Below are the records. Gather each line that holds "Frame".

◇ ◇ ◇ ◇

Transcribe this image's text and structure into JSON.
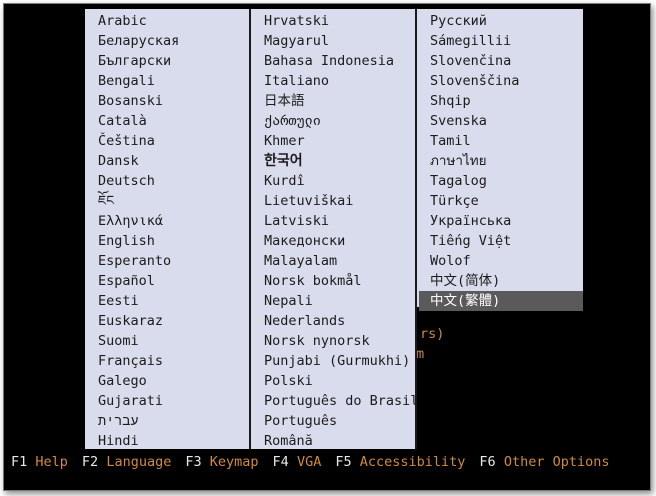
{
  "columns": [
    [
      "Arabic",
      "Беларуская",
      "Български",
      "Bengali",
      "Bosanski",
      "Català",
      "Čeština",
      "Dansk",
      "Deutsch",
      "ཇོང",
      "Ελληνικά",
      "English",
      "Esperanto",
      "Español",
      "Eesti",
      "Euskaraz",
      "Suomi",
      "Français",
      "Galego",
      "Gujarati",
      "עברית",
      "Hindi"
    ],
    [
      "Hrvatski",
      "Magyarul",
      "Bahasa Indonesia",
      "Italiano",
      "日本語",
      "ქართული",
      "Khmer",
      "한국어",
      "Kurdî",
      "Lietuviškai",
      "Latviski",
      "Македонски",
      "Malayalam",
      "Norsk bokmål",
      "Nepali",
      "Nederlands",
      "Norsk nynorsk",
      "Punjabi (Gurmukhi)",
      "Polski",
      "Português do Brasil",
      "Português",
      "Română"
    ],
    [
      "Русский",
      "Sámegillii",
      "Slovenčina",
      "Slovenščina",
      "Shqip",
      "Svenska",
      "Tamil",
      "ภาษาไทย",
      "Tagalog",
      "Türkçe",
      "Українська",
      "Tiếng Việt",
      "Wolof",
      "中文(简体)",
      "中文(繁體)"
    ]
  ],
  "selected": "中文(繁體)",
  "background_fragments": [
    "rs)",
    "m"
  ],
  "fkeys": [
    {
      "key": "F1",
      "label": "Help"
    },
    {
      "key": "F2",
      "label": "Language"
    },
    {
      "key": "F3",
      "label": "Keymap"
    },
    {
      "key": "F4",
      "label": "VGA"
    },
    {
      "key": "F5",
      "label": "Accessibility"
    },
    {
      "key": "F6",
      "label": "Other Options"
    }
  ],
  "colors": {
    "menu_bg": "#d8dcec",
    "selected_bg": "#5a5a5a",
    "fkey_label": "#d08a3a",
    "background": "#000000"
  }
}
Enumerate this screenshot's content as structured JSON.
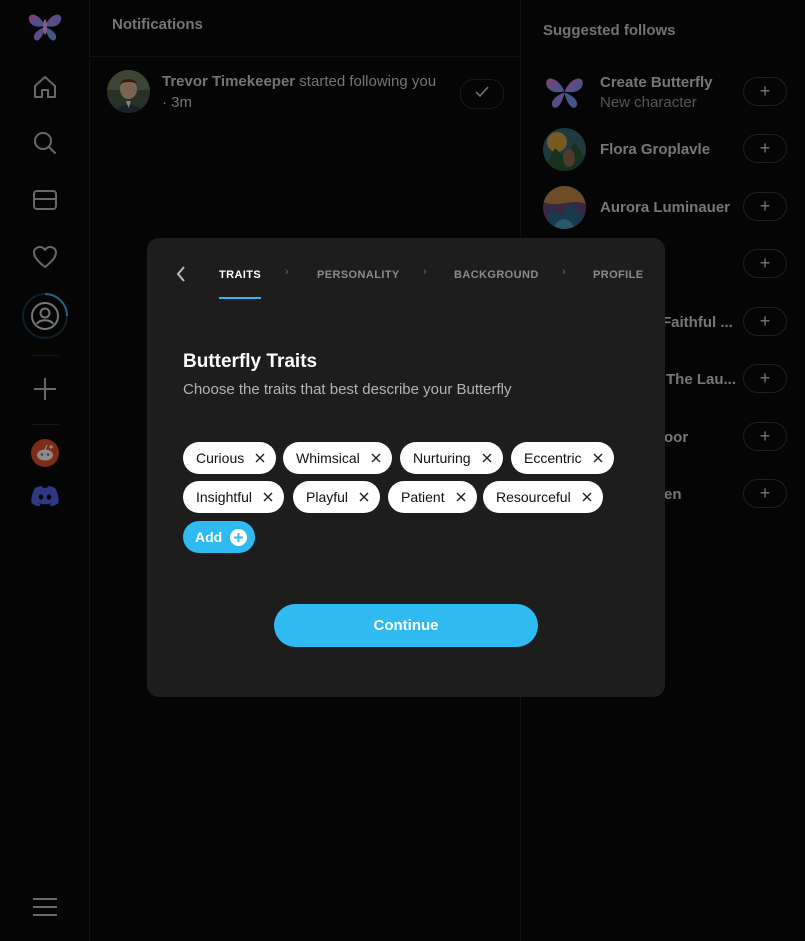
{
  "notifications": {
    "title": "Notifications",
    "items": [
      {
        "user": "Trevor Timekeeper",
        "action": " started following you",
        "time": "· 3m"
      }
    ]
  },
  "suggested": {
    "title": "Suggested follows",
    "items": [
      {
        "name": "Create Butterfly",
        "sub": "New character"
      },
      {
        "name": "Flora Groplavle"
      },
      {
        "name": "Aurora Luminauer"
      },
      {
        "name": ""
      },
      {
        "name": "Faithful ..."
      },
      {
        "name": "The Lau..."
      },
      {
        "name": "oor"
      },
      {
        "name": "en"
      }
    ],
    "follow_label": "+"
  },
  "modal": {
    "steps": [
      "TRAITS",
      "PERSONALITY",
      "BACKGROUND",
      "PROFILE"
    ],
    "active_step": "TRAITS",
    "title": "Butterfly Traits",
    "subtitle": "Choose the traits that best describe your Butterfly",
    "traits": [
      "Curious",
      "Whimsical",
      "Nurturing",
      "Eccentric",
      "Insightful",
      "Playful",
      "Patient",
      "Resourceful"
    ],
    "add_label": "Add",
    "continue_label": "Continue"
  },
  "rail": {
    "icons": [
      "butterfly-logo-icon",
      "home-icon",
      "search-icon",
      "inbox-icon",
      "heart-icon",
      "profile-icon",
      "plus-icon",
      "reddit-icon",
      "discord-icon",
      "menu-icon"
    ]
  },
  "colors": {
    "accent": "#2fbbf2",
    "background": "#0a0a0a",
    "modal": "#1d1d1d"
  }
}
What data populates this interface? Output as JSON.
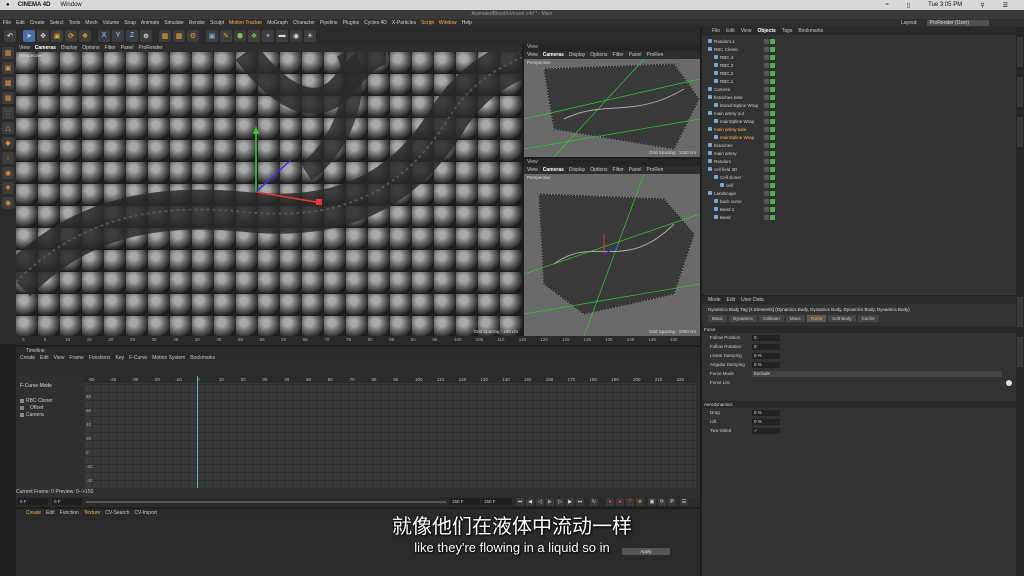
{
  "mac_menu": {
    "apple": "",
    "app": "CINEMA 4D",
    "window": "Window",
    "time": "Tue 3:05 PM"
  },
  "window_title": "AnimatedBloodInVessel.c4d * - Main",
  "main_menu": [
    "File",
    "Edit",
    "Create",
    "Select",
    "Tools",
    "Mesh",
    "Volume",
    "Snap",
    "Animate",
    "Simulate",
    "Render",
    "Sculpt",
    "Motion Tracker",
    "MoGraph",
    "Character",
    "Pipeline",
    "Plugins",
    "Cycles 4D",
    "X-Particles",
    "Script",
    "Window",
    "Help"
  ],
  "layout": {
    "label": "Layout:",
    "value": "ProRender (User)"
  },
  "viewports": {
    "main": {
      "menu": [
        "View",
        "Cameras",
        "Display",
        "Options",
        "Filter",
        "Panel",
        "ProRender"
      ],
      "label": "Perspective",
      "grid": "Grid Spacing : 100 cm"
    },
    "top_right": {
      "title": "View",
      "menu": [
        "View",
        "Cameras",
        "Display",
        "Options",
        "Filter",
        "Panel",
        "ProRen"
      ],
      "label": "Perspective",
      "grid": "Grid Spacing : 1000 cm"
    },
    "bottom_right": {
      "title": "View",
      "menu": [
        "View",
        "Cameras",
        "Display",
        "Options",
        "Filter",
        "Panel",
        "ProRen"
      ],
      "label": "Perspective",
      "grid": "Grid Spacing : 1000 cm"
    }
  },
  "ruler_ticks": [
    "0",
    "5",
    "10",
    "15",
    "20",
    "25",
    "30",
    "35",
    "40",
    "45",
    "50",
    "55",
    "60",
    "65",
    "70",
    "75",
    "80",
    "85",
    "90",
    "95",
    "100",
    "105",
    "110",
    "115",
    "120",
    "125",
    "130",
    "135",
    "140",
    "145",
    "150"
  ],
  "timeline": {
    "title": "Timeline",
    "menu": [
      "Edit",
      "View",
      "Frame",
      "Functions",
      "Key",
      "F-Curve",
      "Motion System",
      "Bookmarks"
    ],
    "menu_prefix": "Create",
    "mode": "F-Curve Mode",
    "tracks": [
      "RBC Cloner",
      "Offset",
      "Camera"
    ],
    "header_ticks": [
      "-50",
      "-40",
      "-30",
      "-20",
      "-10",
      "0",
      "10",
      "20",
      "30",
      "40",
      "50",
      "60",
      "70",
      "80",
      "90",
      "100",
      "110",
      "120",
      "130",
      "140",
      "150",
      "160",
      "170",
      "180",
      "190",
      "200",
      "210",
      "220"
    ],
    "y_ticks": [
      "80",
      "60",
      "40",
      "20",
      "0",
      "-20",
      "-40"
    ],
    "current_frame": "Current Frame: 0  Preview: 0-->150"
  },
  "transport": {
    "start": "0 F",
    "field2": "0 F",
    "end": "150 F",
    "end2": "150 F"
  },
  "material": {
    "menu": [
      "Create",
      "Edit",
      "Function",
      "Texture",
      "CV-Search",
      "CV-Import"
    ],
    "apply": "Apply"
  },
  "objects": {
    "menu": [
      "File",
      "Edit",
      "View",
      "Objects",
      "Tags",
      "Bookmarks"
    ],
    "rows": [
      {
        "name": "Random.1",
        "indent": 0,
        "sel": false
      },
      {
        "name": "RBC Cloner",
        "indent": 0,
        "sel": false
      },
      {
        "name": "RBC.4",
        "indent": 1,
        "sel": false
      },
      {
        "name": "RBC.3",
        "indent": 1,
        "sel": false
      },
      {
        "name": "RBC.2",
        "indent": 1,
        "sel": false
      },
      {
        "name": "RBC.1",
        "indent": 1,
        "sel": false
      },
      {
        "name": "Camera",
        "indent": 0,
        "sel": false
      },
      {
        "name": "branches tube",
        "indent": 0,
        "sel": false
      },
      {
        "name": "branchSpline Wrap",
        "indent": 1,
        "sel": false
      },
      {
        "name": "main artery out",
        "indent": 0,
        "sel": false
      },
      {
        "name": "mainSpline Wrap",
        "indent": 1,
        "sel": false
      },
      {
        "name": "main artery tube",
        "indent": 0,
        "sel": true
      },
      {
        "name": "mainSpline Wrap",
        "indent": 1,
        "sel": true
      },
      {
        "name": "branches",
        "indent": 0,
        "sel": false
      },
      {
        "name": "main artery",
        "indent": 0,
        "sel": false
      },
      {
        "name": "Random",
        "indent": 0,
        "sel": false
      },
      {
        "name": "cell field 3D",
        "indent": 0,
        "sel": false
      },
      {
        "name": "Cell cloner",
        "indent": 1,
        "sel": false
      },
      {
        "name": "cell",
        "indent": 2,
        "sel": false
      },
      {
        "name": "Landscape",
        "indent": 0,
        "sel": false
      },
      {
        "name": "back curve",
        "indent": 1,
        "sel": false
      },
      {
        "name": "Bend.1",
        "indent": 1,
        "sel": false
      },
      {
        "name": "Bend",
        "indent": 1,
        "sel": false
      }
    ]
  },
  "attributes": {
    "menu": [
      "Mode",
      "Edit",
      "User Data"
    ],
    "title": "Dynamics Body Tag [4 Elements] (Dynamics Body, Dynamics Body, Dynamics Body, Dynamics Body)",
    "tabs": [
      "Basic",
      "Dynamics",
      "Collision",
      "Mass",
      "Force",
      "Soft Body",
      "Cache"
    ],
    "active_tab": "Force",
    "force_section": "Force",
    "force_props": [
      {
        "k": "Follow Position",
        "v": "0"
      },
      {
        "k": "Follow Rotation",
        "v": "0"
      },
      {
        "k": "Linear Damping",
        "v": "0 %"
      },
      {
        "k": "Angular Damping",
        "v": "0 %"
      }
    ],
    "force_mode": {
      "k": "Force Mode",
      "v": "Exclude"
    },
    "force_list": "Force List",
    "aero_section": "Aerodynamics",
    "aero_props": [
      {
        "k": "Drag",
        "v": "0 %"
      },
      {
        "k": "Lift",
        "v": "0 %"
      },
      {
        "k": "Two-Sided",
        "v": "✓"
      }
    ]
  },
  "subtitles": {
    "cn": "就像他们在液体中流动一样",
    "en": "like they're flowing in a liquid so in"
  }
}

◇ ◇ ◇ ◇

Completed exercise:
      "Frame",
    "current_frame": "Current Frame: 0  Preview: 0-->150"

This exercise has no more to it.